## begin

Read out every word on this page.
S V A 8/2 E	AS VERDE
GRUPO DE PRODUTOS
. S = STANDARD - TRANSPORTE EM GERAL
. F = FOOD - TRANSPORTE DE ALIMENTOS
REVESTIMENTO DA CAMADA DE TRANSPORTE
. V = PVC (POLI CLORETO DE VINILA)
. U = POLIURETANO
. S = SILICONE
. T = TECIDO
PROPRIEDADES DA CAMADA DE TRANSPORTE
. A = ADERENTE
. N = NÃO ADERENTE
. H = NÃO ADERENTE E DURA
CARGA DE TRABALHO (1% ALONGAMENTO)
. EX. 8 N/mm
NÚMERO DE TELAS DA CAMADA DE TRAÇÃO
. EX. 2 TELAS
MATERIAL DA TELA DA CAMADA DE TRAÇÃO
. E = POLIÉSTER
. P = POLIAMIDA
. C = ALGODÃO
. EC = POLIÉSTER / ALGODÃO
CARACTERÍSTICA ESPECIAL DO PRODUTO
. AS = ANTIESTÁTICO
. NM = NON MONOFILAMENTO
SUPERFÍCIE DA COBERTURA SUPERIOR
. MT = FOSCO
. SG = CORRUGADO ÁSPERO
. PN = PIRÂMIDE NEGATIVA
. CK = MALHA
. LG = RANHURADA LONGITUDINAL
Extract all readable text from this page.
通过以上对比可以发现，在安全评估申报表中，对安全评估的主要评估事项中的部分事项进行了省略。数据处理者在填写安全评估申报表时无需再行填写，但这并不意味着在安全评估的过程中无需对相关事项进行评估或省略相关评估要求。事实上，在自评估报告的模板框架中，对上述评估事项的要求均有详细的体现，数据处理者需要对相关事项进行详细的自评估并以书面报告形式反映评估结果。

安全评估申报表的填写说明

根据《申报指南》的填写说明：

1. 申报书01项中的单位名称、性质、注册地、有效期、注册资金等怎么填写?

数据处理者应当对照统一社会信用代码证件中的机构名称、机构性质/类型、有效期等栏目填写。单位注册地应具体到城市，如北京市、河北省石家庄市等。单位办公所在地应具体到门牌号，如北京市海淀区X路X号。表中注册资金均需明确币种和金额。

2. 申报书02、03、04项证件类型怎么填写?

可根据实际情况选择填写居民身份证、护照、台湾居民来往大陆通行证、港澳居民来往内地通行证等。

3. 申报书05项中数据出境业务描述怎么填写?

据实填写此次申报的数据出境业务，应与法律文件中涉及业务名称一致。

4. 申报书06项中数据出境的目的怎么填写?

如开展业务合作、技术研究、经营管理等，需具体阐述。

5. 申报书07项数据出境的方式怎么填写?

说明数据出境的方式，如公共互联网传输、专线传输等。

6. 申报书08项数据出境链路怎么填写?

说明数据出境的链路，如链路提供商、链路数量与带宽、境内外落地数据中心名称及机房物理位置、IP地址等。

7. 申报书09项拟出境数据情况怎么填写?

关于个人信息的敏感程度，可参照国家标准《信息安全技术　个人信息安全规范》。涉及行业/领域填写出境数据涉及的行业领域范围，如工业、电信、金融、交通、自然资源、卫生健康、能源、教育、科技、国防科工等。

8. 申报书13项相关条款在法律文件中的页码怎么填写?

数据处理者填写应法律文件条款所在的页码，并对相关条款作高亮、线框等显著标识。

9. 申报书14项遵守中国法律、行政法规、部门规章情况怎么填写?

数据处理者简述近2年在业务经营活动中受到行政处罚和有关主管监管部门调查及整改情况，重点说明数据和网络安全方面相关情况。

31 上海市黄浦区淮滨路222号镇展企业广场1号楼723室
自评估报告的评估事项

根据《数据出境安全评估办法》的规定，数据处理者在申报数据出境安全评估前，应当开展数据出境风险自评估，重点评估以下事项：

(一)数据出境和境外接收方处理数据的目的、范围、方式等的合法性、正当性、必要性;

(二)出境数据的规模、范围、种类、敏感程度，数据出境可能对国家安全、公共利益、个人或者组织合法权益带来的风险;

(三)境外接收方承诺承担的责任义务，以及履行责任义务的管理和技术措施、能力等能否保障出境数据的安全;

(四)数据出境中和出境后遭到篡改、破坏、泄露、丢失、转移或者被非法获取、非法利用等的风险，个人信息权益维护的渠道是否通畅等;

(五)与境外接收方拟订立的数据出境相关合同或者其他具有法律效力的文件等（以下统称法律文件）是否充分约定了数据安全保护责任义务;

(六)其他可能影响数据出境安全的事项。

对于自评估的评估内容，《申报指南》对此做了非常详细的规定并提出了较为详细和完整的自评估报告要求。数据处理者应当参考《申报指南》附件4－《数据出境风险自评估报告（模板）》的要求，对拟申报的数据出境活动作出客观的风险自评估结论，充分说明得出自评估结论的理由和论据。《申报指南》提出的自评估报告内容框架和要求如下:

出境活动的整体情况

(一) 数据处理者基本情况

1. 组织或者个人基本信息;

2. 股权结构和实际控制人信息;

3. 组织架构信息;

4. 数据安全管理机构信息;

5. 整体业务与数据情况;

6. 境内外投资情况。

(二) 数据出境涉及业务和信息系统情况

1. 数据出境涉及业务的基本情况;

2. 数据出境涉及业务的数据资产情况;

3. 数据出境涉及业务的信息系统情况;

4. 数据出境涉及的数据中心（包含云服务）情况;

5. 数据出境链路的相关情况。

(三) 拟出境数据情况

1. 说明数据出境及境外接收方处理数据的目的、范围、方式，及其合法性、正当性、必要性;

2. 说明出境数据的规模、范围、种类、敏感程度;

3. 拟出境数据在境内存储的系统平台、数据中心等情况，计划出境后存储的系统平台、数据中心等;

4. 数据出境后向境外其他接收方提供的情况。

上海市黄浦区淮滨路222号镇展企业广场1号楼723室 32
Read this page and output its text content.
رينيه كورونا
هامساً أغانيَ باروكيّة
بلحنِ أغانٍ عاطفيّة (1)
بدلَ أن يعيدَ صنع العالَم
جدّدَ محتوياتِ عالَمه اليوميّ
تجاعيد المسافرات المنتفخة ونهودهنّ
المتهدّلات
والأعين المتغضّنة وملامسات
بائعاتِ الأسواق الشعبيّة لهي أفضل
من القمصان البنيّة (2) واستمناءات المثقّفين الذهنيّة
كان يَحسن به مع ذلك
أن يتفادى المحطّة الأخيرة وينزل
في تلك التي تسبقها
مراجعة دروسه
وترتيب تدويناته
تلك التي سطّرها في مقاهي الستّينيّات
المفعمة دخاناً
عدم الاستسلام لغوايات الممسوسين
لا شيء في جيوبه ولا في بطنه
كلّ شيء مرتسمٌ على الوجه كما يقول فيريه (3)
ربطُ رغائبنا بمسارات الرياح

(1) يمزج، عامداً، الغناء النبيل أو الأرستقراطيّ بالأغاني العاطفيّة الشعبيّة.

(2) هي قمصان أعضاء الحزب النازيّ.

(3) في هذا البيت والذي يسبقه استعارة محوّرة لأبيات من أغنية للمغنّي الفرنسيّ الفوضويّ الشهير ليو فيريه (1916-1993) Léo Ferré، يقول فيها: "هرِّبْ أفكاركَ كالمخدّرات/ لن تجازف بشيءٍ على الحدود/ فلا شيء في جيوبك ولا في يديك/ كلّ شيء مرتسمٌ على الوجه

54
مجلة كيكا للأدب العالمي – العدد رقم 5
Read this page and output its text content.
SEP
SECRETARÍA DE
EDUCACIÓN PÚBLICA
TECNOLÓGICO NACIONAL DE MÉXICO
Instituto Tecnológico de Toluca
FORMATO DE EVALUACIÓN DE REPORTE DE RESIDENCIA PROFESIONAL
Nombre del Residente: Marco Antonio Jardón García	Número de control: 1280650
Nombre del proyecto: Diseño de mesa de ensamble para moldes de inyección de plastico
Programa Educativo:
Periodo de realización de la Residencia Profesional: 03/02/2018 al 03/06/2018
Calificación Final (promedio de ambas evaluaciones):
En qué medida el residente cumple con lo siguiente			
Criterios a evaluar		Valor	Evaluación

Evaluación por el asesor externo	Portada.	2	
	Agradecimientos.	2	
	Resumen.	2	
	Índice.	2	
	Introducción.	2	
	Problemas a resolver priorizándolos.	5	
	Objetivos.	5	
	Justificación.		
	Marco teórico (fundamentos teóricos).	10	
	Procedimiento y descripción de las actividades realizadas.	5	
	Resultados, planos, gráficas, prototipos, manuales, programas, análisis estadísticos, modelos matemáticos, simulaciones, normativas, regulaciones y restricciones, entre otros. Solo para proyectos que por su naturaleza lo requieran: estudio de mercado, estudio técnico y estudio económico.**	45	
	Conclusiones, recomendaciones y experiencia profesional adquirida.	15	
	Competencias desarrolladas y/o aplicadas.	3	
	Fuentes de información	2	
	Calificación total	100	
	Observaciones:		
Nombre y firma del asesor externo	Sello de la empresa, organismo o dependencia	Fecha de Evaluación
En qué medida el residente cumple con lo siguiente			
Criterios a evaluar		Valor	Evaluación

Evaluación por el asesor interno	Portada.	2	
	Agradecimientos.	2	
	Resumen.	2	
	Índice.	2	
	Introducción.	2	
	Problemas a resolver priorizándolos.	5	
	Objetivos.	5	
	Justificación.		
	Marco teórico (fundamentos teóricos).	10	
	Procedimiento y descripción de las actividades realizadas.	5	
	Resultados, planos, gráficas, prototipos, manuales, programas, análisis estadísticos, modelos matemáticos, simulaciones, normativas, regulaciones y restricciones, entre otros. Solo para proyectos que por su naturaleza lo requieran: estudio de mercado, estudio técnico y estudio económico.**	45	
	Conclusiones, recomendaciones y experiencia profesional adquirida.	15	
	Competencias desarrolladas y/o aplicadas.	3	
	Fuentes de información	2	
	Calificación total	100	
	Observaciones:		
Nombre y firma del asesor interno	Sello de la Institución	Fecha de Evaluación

## end

Copy every line of the data that holds the string "asesor".

Evaluación por el asesor externo	Portada.	2	
Nombre y firma del asesor externo	Sello de la empresa, organismo o dependencia	Fecha de Evaluación
Evaluación por el asesor interno	Portada.	2	
Nombre y firma del asesor interno	Sello de la Institución	Fecha de Evaluación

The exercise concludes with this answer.